## BEGIN DATA TO PROCESS

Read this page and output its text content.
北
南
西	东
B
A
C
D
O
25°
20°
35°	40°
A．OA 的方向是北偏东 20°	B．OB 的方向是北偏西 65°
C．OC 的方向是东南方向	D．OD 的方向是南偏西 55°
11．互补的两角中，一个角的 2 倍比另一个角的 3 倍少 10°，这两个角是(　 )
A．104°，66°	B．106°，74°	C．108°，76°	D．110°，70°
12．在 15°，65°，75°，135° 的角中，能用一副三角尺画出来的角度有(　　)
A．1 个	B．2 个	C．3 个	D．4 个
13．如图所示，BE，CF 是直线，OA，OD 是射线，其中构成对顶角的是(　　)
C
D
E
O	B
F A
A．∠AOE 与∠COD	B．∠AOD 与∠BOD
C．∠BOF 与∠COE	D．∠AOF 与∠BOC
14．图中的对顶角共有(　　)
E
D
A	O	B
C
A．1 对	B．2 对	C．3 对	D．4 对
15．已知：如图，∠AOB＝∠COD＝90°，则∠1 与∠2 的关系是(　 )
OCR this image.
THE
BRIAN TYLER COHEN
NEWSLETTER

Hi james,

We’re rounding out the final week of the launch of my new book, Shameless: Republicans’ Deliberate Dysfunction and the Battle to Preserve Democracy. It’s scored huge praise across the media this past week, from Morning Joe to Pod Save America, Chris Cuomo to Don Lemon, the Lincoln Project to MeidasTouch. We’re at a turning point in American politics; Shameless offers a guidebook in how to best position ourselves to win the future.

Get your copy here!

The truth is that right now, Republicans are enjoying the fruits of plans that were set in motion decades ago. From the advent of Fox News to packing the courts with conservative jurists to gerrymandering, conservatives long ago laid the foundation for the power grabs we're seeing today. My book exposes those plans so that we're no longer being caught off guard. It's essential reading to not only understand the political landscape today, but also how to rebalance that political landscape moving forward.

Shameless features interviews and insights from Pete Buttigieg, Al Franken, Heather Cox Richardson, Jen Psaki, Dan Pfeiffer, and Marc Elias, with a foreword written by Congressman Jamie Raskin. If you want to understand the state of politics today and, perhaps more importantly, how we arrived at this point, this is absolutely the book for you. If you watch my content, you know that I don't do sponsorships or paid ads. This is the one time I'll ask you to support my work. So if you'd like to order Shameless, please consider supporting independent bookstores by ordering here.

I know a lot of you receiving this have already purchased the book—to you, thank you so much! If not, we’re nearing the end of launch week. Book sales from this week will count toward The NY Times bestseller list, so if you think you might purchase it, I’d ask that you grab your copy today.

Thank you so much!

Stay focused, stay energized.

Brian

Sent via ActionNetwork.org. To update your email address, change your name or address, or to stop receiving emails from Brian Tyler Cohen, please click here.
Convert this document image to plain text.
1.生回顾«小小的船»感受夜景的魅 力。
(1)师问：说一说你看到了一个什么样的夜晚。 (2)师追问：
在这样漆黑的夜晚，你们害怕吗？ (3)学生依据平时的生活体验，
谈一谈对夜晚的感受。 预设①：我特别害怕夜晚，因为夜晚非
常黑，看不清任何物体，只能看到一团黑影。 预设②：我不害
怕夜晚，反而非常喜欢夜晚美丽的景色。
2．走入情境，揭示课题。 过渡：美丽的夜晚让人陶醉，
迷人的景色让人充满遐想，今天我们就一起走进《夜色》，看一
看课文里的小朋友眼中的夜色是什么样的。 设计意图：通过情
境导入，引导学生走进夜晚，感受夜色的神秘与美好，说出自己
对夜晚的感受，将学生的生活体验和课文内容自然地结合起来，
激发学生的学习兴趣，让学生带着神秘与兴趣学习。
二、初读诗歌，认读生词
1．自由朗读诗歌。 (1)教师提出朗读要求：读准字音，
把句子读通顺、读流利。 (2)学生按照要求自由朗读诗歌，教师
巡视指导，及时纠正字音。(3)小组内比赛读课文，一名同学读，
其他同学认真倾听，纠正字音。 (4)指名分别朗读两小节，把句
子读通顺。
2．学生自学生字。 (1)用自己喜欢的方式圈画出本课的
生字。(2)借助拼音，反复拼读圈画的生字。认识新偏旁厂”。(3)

## END DATA TO PROCESS

* WHAT IS EXPECTED *
Find how many lines of the material carry the string "know". Only the number should be in the answer.

* RESPONSE TO THIS EXERCISE *
2